Retype the material word for word.

**Records from a collection:**
◇ ◇ ◇ ◇ ◇ ◇ ◇
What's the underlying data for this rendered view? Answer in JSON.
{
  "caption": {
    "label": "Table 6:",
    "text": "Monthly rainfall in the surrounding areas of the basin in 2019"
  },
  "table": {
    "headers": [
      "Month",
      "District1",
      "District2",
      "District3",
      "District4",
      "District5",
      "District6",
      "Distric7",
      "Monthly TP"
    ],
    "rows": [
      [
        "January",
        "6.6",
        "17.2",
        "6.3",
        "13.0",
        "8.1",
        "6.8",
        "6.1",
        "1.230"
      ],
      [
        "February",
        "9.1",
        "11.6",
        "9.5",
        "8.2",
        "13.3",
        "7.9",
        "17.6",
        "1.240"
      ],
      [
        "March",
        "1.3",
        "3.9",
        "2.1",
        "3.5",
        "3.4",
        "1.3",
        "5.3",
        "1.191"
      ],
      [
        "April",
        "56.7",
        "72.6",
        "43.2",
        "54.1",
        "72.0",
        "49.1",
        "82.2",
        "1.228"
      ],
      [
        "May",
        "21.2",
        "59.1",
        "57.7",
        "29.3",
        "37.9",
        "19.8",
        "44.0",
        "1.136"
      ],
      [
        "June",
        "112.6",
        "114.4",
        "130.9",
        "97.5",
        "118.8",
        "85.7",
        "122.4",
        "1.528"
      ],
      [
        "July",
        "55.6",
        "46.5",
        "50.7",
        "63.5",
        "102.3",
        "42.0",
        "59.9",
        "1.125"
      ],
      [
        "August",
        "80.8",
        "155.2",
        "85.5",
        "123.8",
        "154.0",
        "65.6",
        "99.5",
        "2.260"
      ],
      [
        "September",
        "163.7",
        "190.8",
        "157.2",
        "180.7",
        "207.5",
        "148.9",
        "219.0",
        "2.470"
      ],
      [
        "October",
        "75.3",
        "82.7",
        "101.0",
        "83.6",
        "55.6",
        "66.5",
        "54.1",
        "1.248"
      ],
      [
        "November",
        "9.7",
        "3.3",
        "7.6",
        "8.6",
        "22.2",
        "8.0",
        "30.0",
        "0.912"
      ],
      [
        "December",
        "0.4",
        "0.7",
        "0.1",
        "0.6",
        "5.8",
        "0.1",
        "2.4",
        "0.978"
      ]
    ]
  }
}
◇ ◇ ◇ ◇ ◇ ◇ ◇
**COMPLETE ANSWER:**
What's the underlying data for this rendered view? Answer in JSON.
{
  "caption": {
    "label": "Table 6:",
    "text": "Monthly rainfall in the surrounding areas of the basin in 2019"
  },
  "table": {
    "headers": [
      "Month",
      "District1",
      "District2",
      "District3",
      "District4",
      "District5",
      "District6",
      "Distric7",
      "Monthly TP"
    ],
    "rows": [
      [
        "January",
        "6.6",
        "17.2",
        "6.3",
        "13.0",
        "8.1",
        "6.8",
        "6.1",
        "1.230"
      ],
      [
        "February",
        "9.1",
        "11.6",
        "9.5",
        "8.2",
        "13.3",
        "7.9",
        "17.6",
        "1.240"
      ],
      [
        "March",
        "1.3",
        "3.9",
        "2.1",
        "3.5",
        "3.4",
        "1.3",
        "5.3",
        "1.191"
      ],
      [
        "April",
        "56.7",
        "72.6",
        "43.2",
        "54.1",
        "72.0",
        "49.1",
        "82.2",
        "1.228"
      ],
      [
        "May",
        "21.2",
        "59.1",
        "57.7",
        "29.3",
        "37.9",
        "19.8",
        "44.0",
        "1.136"
      ],
      [
        "June",
        "112.6",
        "114.4",
        "130.9",
        "97.5",
        "118.8",
        "85.7",
        "122.4",
        "1.528"
      ],
      [
        "July",
        "55.6",
        "46.5",
        "50.7",
        "63.5",
        "102.3",
        "42.0",
        "59.9",
        "1.125"
      ],
      [
        "August",
        "80.8",
        "155.2",
        "85.5",
        "123.8",
        "154.0",
        "65.6",
        "99.5",
        "2.260"
      ],
      [
        "September",
        "163.7",
        "190.8",
        "157.2",
        "180.7",
        "207.5",
        "148.9",
        "219.0",
        "2.470"
      ],
      [
        "October",
        "75.3",
        "82.7",
        "101.0",
        "83.6",
        "55.6",
        "66.5",
        "54.1",
        "1.248"
      ],
      [
        "November",
        "9.7",
        "3.3",
        "7.6",
        "8.6",
        "22.2",
        "8.0",
        "30.0",
        "0.912"
      ],
      [
        "December",
        "0.4",
        "0.7",
        "0.1",
        "0.6",
        "5.8",
        "0.1",
        "2.4",
        "0.978"
      ]
    ]
  }
}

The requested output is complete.